* start *

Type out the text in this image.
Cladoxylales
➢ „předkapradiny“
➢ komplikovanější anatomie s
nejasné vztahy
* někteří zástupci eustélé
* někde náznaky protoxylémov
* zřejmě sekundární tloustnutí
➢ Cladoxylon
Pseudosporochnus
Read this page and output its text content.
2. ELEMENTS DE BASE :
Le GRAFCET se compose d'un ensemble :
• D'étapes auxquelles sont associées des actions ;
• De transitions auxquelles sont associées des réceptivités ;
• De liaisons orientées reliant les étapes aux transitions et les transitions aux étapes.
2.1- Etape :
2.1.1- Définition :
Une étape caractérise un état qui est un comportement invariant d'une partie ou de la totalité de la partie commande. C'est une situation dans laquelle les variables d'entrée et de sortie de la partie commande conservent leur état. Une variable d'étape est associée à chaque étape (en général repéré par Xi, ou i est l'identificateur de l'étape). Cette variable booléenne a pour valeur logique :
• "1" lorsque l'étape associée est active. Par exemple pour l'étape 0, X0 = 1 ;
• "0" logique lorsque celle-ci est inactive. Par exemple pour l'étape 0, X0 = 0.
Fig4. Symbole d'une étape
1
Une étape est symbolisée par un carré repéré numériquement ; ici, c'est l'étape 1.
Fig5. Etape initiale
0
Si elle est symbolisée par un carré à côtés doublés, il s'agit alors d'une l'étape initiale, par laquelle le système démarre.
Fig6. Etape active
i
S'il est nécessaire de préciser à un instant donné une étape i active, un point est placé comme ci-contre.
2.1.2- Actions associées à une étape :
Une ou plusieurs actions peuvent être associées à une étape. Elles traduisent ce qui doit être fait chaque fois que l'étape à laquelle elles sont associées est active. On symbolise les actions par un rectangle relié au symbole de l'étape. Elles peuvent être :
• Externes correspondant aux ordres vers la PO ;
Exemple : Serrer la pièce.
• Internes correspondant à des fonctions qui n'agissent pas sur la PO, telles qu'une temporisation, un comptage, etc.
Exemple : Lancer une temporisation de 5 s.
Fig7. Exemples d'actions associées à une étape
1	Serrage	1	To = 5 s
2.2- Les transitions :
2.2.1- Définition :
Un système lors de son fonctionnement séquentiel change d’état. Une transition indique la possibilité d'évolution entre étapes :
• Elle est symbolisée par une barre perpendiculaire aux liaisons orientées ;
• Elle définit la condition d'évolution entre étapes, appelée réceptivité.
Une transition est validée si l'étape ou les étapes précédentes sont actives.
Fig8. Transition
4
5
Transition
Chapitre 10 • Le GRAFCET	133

* end *

**What is being asked:** Write the material out exactly, with nothing left out.

**Solved exercise:**
Type out the text in this image.
Cladoxylales
➢ „předkapradiny“
➢ komplikovanější anatomie s
nejasné vztahy
* někteří zástupci eustélé
* někde náznaky protoxylémov
* zřejmě sekundární tloustnutí
➢ Cladoxylon
Pseudosporochnus
Read this page and output its text content.
2. ELEMENTS DE BASE :
Le GRAFCET se compose d'un ensemble :
• D'étapes auxquelles sont associées des actions ;
• De transitions auxquelles sont associées des réceptivités ;
• De liaisons orientées reliant les étapes aux transitions et les transitions aux étapes.
2.1- Etape :
2.1.1- Définition :
Une étape caractérise un état qui est un comportement invariant d'une partie ou de la totalité de la partie commande. C'est une situation dans laquelle les variables d'entrée et de sortie de la partie commande conservent leur état. Une variable d'étape est associée à chaque étape (en général repéré par Xi, ou i est l'identificateur de l'étape). Cette variable booléenne a pour valeur logique :
• "1" lorsque l'étape associée est active. Par exemple pour l'étape 0, X0 = 1 ;
• "0" logique lorsque celle-ci est inactive. Par exemple pour l'étape 0, X0 = 0.
Fig4. Symbole d'une étape
1
Une étape est symbolisée par un carré repéré numériquement ; ici, c'est l'étape 1.
Fig5. Etape initiale
0
Si elle est symbolisée par un carré à côtés doublés, il s'agit alors d'une l'étape initiale, par laquelle le système démarre.
Fig6. Etape active
i
S'il est nécessaire de préciser à un instant donné une étape i active, un point est placé comme ci-contre.
2.1.2- Actions associées à une étape :
Une ou plusieurs actions peuvent être associées à une étape. Elles traduisent ce qui doit être fait chaque fois que l'étape à laquelle elles sont associées est active. On symbolise les actions par un rectangle relié au symbole de l'étape. Elles peuvent être :
• Externes correspondant aux ordres vers la PO ;
Exemple : Serrer la pièce.
• Internes correspondant à des fonctions qui n'agissent pas sur la PO, telles qu'une temporisation, un comptage, etc.
Exemple : Lancer une temporisation de 5 s.
Fig7. Exemples d'actions associées à une étape
1	Serrage	1	To = 5 s
2.2- Les transitions :
2.2.1- Définition :
Un système lors de son fonctionnement séquentiel change d’état. Une transition indique la possibilité d'évolution entre étapes :
• Elle est symbolisée par une barre perpendiculaire aux liaisons orientées ;
• Elle définit la condition d'évolution entre étapes, appelée réceptivité.
Une transition est validée si l'étape ou les étapes précédentes sont actives.
Fig8. Transition
4
5
Transition
Chapitre 10 • Le GRAFCET	133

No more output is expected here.